### Given request
All of the data should be repeated exactly; pictures are not part of the copy.

### Task inputs

________________________

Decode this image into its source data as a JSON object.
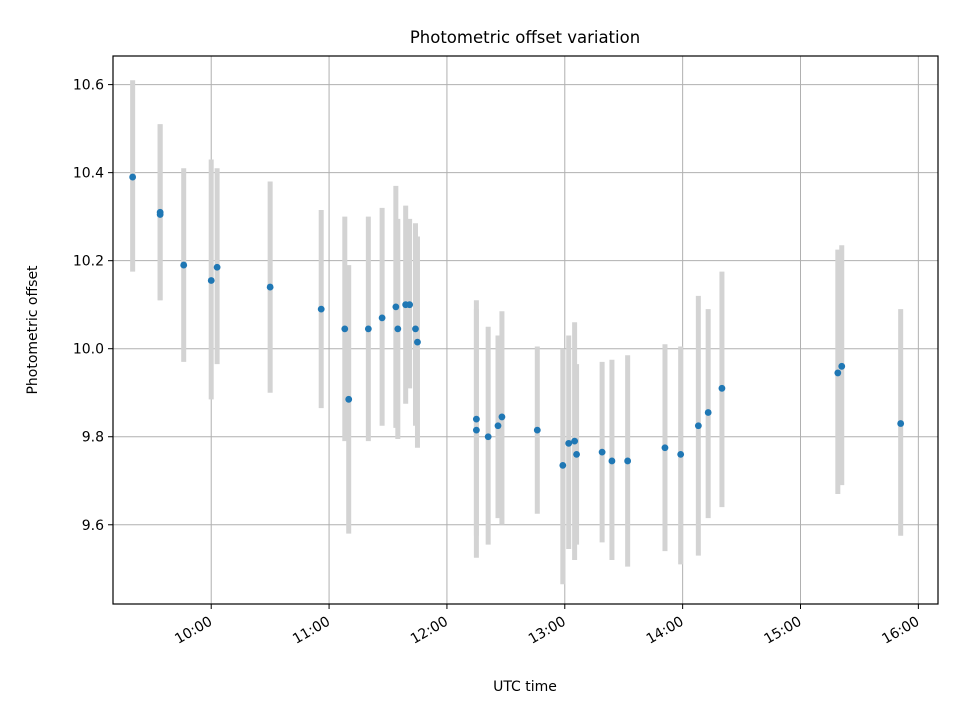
{
  "chart_data": {
    "type": "scatter",
    "title": "Photometric offset variation",
    "xlabel": "UTC time",
    "ylabel": "Photometric offset",
    "x_unit": "UTC time (HH:MM)",
    "xlim": [
      "09:10",
      "16:10"
    ],
    "ylim": [
      9.42,
      10.665
    ],
    "x_ticks": [
      "10:00",
      "11:00",
      "12:00",
      "13:00",
      "14:00",
      "15:00",
      "16:00"
    ],
    "y_ticks": [
      "9.6",
      "9.8",
      "10.0",
      "10.2",
      "10.4",
      "10.6"
    ],
    "grid": true,
    "legend": "none",
    "marker_color": "#1f77b4",
    "errorbar_color": "#d3d3d3",
    "series": [
      {
        "points": [
          {
            "x": "09:20",
            "y": 10.39,
            "ylo": 10.175,
            "yhi": 10.61
          },
          {
            "x": "09:34",
            "y": 10.305,
            "ylo": 10.11,
            "yhi": 10.51
          },
          {
            "x": "09:34",
            "y": 10.31,
            "ylo": 10.11,
            "yhi": 10.51
          },
          {
            "x": "09:46",
            "y": 10.19,
            "ylo": 9.97,
            "yhi": 10.41
          },
          {
            "x": "10:00",
            "y": 10.155,
            "ylo": 9.885,
            "yhi": 10.43
          },
          {
            "x": "10:03",
            "y": 10.185,
            "ylo": 9.965,
            "yhi": 10.41
          },
          {
            "x": "10:30",
            "y": 10.14,
            "ylo": 9.9,
            "yhi": 10.38
          },
          {
            "x": "10:56",
            "y": 10.09,
            "ylo": 9.865,
            "yhi": 10.315
          },
          {
            "x": "11:08",
            "y": 10.045,
            "ylo": 9.79,
            "yhi": 10.3
          },
          {
            "x": "11:10",
            "y": 9.885,
            "ylo": 9.58,
            "yhi": 10.19
          },
          {
            "x": "11:20",
            "y": 10.045,
            "ylo": 9.79,
            "yhi": 10.3
          },
          {
            "x": "11:27",
            "y": 10.07,
            "ylo": 9.825,
            "yhi": 10.32
          },
          {
            "x": "11:34",
            "y": 10.095,
            "ylo": 9.82,
            "yhi": 10.37
          },
          {
            "x": "11:35",
            "y": 10.045,
            "ylo": 9.795,
            "yhi": 10.295
          },
          {
            "x": "11:39",
            "y": 10.1,
            "ylo": 9.875,
            "yhi": 10.325
          },
          {
            "x": "11:41",
            "y": 10.1,
            "ylo": 9.91,
            "yhi": 10.295
          },
          {
            "x": "11:44",
            "y": 10.045,
            "ylo": 9.825,
            "yhi": 10.285
          },
          {
            "x": "11:45",
            "y": 10.015,
            "ylo": 9.775,
            "yhi": 10.255
          },
          {
            "x": "12:15",
            "y": 9.84,
            "ylo": 9.575,
            "yhi": 10.11
          },
          {
            "x": "12:15",
            "y": 9.815,
            "ylo": 9.525,
            "yhi": 10.09
          },
          {
            "x": "12:21",
            "y": 9.8,
            "ylo": 9.555,
            "yhi": 10.05
          },
          {
            "x": "12:26",
            "y": 9.825,
            "ylo": 9.615,
            "yhi": 10.03
          },
          {
            "x": "12:28",
            "y": 9.845,
            "ylo": 9.6,
            "yhi": 10.085
          },
          {
            "x": "12:46",
            "y": 9.815,
            "ylo": 9.625,
            "yhi": 10.005
          },
          {
            "x": "12:59",
            "y": 9.735,
            "ylo": 9.465,
            "yhi": 10.0
          },
          {
            "x": "13:02",
            "y": 9.785,
            "ylo": 9.545,
            "yhi": 10.03
          },
          {
            "x": "13:05",
            "y": 9.79,
            "ylo": 9.52,
            "yhi": 10.06
          },
          {
            "x": "13:06",
            "y": 9.76,
            "ylo": 9.555,
            "yhi": 9.965
          },
          {
            "x": "13:19",
            "y": 9.765,
            "ylo": 9.56,
            "yhi": 9.97
          },
          {
            "x": "13:24",
            "y": 9.745,
            "ylo": 9.52,
            "yhi": 9.975
          },
          {
            "x": "13:32",
            "y": 9.745,
            "ylo": 9.505,
            "yhi": 9.985
          },
          {
            "x": "13:51",
            "y": 9.775,
            "ylo": 9.54,
            "yhi": 10.01
          },
          {
            "x": "13:59",
            "y": 9.76,
            "ylo": 9.51,
            "yhi": 10.005
          },
          {
            "x": "14:08",
            "y": 9.825,
            "ylo": 9.53,
            "yhi": 10.12
          },
          {
            "x": "14:13",
            "y": 9.855,
            "ylo": 9.615,
            "yhi": 10.09
          },
          {
            "x": "14:20",
            "y": 9.91,
            "ylo": 9.64,
            "yhi": 10.175
          },
          {
            "x": "15:19",
            "y": 9.945,
            "ylo": 9.67,
            "yhi": 10.225
          },
          {
            "x": "15:21",
            "y": 9.96,
            "ylo": 9.69,
            "yhi": 10.235
          },
          {
            "x": "15:51",
            "y": 9.83,
            "ylo": 9.575,
            "yhi": 10.09
          }
        ]
      }
    ]
  }
}
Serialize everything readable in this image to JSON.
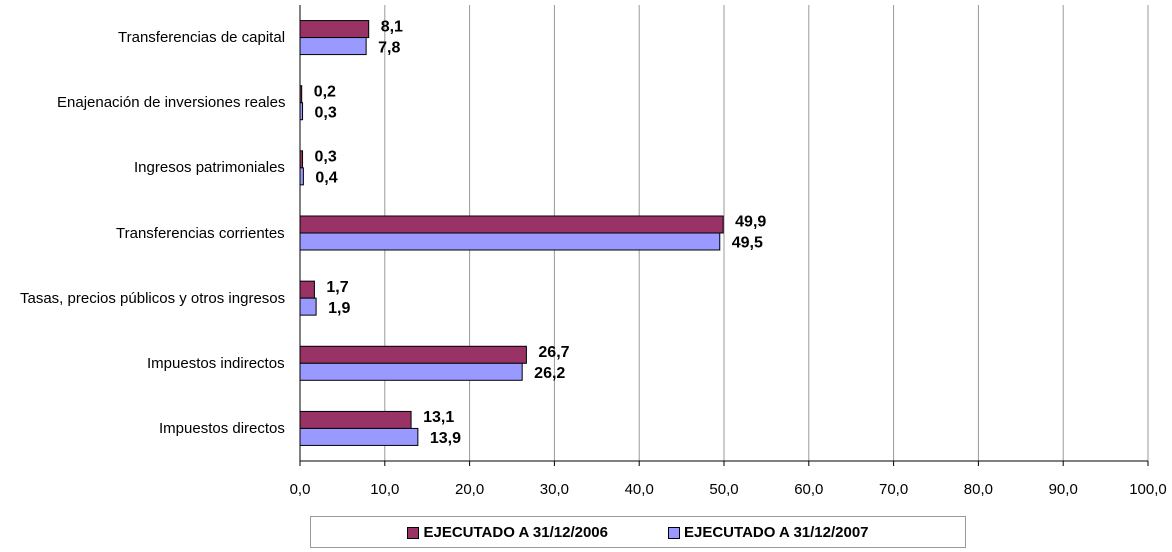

________________________

### Result of the exercise
Decode this image into its source data as a JSON object.
{
  "chart_data": {
    "type": "scatter",
    "title": "Photometric offset variation",
    "xlabel": "UTC time",
    "ylabel": "Photometric offset",
    "x_unit": "UTC time (HH:MM)",
    "xlim": [
      "09:10",
      "16:10"
    ],
    "ylim": [
      9.42,
      10.665
    ],
    "x_ticks": [
      "10:00",
      "11:00",
      "12:00",
      "13:00",
      "14:00",
      "15:00",
      "16:00"
    ],
    "y_ticks": [
      "9.6",
      "9.8",
      "10.0",
      "10.2",
      "10.4",
      "10.6"
    ],
    "grid": true,
    "legend": "none",
    "marker_color": "#1f77b4",
    "errorbar_color": "#d3d3d3",
    "series": [
      {
        "points": [
          {
            "x": "09:20",
            "y": 10.39,
            "ylo": 10.175,
            "yhi": 10.61
          },
          {
            "x": "09:34",
            "y": 10.305,
            "ylo": 10.11,
            "yhi": 10.51
          },
          {
            "x": "09:34",
            "y": 10.31,
            "ylo": 10.11,
            "yhi": 10.51
          },
          {
            "x": "09:46",
            "y": 10.19,
            "ylo": 9.97,
            "yhi": 10.41
          },
          {
            "x": "10:00",
            "y": 10.155,
            "ylo": 9.885,
            "yhi": 10.43
          },
          {
            "x": "10:03",
            "y": 10.185,
            "ylo": 9.965,
            "yhi": 10.41
          },
          {
            "x": "10:30",
            "y": 10.14,
            "ylo": 9.9,
            "yhi": 10.38
          },
          {
            "x": "10:56",
            "y": 10.09,
            "ylo": 9.865,
            "yhi": 10.315
          },
          {
            "x": "11:08",
            "y": 10.045,
            "ylo": 9.79,
            "yhi": 10.3
          },
          {
            "x": "11:10",
            "y": 9.885,
            "ylo": 9.58,
            "yhi": 10.19
          },
          {
            "x": "11:20",
            "y": 10.045,
            "ylo": 9.79,
            "yhi": 10.3
          },
          {
            "x": "11:27",
            "y": 10.07,
            "ylo": 9.825,
            "yhi": 10.32
          },
          {
            "x": "11:34",
            "y": 10.095,
            "ylo": 9.82,
            "yhi": 10.37
          },
          {
            "x": "11:35",
            "y": 10.045,
            "ylo": 9.795,
            "yhi": 10.295
          },
          {
            "x": "11:39",
            "y": 10.1,
            "ylo": 9.875,
            "yhi": 10.325
          },
          {
            "x": "11:41",
            "y": 10.1,
            "ylo": 9.91,
            "yhi": 10.295
          },
          {
            "x": "11:44",
            "y": 10.045,
            "ylo": 9.825,
            "yhi": 10.285
          },
          {
            "x": "11:45",
            "y": 10.015,
            "ylo": 9.775,
            "yhi": 10.255
          },
          {
            "x": "12:15",
            "y": 9.84,
            "ylo": 9.575,
            "yhi": 10.11
          },
          {
            "x": "12:15",
            "y": 9.815,
            "ylo": 9.525,
            "yhi": 10.09
          },
          {
            "x": "12:21",
            "y": 9.8,
            "ylo": 9.555,
            "yhi": 10.05
          },
          {
            "x": "12:26",
            "y": 9.825,
            "ylo": 9.615,
            "yhi": 10.03
          },
          {
            "x": "12:28",
            "y": 9.845,
            "ylo": 9.6,
            "yhi": 10.085
          },
          {
            "x": "12:46",
            "y": 9.815,
            "ylo": 9.625,
            "yhi": 10.005
          },
          {
            "x": "12:59",
            "y": 9.735,
            "ylo": 9.465,
            "yhi": 10.0
          },
          {
            "x": "13:02",
            "y": 9.785,
            "ylo": 9.545,
            "yhi": 10.03
          },
          {
            "x": "13:05",
            "y": 9.79,
            "ylo": 9.52,
            "yhi": 10.06
          },
          {
            "x": "13:06",
            "y": 9.76,
            "ylo": 9.555,
            "yhi": 9.965
          },
          {
            "x": "13:19",
            "y": 9.765,
            "ylo": 9.56,
            "yhi": 9.97
          },
          {
            "x": "13:24",
            "y": 9.745,
            "ylo": 9.52,
            "yhi": 9.975
          },
          {
            "x": "13:32",
            "y": 9.745,
            "ylo": 9.505,
            "yhi": 9.985
          },
          {
            "x": "13:51",
            "y": 9.775,
            "ylo": 9.54,
            "yhi": 10.01
          },
          {
            "x": "13:59",
            "y": 9.76,
            "ylo": 9.51,
            "yhi": 10.005
          },
          {
            "x": "14:08",
            "y": 9.825,
            "ylo": 9.53,
            "yhi": 10.12
          },
          {
            "x": "14:13",
            "y": 9.855,
            "ylo": 9.615,
            "yhi": 10.09
          },
          {
            "x": "14:20",
            "y": 9.91,
            "ylo": 9.64,
            "yhi": 10.175
          },
          {
            "x": "15:19",
            "y": 9.945,
            "ylo": 9.67,
            "yhi": 10.225
          },
          {
            "x": "15:21",
            "y": 9.96,
            "ylo": 9.69,
            "yhi": 10.235
          },
          {
            "x": "15:51",
            "y": 9.83,
            "ylo": 9.575,
            "yhi": 10.09
          }
        ]
      }
    ]
  }
}
Serialize everything readable in this image to JSON.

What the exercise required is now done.